— BEGIN Data extract —

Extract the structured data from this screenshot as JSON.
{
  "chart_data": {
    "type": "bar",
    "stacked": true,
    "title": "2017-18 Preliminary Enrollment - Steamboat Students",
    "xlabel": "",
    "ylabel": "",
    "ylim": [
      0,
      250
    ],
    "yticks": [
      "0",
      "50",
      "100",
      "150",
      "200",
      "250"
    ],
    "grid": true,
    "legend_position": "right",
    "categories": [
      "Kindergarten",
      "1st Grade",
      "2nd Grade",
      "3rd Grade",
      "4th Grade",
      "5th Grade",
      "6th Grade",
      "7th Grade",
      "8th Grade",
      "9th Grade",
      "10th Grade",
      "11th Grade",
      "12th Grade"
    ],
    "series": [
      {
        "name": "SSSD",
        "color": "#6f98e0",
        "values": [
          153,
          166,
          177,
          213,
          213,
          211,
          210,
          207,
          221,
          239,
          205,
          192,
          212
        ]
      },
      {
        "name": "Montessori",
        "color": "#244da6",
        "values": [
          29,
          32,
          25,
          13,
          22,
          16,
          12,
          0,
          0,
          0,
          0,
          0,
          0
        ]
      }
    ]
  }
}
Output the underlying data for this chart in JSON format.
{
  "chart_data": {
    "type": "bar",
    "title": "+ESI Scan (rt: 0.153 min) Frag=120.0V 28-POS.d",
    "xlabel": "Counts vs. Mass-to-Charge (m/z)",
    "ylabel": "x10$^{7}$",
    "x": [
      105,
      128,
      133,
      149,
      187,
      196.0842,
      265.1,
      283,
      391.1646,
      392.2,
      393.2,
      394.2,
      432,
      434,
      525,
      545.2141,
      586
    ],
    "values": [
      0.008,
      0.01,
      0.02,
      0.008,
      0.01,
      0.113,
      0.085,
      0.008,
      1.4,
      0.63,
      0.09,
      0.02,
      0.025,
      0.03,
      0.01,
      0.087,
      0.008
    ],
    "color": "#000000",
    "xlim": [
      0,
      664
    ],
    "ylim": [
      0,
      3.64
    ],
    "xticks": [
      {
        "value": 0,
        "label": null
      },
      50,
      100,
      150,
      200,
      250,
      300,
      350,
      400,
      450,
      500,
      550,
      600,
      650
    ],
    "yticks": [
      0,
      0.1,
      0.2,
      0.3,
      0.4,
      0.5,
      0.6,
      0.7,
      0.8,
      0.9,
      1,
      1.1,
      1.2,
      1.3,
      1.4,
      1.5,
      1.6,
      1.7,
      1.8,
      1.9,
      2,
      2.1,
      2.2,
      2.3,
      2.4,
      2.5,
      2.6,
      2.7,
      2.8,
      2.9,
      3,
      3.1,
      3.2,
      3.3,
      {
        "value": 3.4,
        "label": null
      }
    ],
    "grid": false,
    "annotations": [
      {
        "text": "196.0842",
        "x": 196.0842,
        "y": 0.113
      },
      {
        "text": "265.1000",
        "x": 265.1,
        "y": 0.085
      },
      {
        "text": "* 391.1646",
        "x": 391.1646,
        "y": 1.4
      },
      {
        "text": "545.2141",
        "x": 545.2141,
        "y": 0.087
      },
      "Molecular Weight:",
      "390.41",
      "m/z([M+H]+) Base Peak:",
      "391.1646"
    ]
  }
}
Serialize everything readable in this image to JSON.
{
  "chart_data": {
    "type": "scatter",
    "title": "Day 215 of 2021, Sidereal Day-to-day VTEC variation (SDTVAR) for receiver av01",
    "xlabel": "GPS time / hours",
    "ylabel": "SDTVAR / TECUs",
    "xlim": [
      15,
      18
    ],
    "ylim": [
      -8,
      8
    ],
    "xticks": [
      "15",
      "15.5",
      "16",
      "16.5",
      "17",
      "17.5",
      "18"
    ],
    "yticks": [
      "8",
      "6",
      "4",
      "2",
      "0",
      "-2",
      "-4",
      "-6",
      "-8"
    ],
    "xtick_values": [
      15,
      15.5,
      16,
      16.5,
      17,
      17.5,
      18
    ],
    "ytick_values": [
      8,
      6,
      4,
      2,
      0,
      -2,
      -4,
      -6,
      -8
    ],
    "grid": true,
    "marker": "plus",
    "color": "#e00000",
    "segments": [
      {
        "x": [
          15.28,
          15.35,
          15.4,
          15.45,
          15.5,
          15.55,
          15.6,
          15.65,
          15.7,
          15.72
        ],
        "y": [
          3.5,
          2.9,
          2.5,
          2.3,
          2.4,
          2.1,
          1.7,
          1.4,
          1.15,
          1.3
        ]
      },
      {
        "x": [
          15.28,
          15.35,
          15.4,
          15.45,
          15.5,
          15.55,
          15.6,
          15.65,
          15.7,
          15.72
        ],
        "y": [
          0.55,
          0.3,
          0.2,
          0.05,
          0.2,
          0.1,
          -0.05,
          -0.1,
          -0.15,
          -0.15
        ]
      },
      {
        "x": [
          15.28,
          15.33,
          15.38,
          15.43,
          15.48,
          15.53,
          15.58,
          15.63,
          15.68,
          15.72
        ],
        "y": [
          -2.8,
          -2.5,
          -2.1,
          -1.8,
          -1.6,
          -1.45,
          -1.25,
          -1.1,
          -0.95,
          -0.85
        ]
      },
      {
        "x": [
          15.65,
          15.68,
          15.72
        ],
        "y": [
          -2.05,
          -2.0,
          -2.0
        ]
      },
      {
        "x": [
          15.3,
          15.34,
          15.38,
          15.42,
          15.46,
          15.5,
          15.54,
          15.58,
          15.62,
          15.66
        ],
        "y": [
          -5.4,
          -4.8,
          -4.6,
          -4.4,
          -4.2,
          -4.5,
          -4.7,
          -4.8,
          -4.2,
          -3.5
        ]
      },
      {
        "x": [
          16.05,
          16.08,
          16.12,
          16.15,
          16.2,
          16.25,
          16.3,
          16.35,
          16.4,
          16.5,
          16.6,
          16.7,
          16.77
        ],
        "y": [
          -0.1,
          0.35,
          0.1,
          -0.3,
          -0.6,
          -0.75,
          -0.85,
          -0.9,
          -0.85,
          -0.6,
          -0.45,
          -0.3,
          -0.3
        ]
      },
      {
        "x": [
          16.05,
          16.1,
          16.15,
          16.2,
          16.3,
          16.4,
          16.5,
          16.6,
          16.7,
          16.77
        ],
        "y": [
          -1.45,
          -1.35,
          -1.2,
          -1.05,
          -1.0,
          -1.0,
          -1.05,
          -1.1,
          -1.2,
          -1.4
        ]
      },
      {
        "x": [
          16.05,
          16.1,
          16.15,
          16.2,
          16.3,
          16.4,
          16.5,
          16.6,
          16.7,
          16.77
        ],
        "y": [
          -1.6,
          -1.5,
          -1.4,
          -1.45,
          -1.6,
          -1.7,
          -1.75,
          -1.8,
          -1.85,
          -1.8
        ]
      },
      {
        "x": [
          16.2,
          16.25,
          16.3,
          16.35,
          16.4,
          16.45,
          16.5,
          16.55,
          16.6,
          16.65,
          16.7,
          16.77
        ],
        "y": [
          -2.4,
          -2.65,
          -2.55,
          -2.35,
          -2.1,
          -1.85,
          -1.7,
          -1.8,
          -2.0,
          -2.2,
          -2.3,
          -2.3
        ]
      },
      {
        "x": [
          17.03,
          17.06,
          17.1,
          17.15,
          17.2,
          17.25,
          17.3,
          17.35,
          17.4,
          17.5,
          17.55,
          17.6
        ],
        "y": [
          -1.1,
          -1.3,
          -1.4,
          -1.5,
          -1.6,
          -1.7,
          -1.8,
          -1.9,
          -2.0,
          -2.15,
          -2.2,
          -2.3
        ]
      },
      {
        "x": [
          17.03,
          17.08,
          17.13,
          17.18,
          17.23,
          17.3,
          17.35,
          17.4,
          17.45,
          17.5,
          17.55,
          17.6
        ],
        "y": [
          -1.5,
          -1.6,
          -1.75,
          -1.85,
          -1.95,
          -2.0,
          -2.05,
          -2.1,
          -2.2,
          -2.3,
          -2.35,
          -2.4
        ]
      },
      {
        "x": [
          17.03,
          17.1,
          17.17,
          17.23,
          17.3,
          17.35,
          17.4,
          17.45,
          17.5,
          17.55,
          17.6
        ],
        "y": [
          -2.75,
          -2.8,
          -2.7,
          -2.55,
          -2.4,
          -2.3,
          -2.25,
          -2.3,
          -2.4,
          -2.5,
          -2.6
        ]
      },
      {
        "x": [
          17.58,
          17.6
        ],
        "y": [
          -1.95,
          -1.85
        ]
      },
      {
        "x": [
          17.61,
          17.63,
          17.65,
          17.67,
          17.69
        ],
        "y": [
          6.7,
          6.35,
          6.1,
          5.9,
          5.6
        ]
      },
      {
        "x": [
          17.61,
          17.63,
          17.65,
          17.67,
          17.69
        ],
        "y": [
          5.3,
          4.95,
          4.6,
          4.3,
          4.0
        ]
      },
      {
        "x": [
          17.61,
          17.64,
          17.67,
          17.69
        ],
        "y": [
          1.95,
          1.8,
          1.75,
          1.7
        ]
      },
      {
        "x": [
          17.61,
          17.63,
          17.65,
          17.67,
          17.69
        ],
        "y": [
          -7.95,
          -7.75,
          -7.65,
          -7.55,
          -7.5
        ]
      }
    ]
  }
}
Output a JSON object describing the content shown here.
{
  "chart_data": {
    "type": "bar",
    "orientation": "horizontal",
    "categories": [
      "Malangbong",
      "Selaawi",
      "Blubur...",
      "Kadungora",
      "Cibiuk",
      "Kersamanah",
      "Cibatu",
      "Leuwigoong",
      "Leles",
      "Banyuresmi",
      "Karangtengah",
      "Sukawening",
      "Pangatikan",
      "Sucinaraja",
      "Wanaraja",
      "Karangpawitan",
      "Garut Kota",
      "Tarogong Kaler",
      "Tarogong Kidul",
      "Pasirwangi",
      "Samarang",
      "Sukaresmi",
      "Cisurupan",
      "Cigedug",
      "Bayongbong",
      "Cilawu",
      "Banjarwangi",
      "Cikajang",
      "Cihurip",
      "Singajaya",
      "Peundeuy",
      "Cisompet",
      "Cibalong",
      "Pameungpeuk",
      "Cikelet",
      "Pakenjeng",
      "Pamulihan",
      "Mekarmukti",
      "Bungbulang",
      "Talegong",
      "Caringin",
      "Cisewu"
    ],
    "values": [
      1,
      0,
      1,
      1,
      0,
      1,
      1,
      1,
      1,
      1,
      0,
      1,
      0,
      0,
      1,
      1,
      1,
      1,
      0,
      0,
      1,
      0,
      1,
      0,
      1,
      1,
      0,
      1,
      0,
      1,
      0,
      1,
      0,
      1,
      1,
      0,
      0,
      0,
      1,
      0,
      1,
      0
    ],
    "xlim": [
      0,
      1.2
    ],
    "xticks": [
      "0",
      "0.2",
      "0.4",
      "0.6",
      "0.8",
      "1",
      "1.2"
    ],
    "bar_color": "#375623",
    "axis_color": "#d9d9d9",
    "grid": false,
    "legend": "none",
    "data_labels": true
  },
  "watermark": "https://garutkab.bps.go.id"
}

— END Data extract —

Locate the lines above that contain "xlabel" and copy them.

▸ **Reply to the task**
    "xlabel": "",
    "xlabel": "Counts vs. Mass-to-Charge (m/z)",
    "xlabel": "GPS time / hours",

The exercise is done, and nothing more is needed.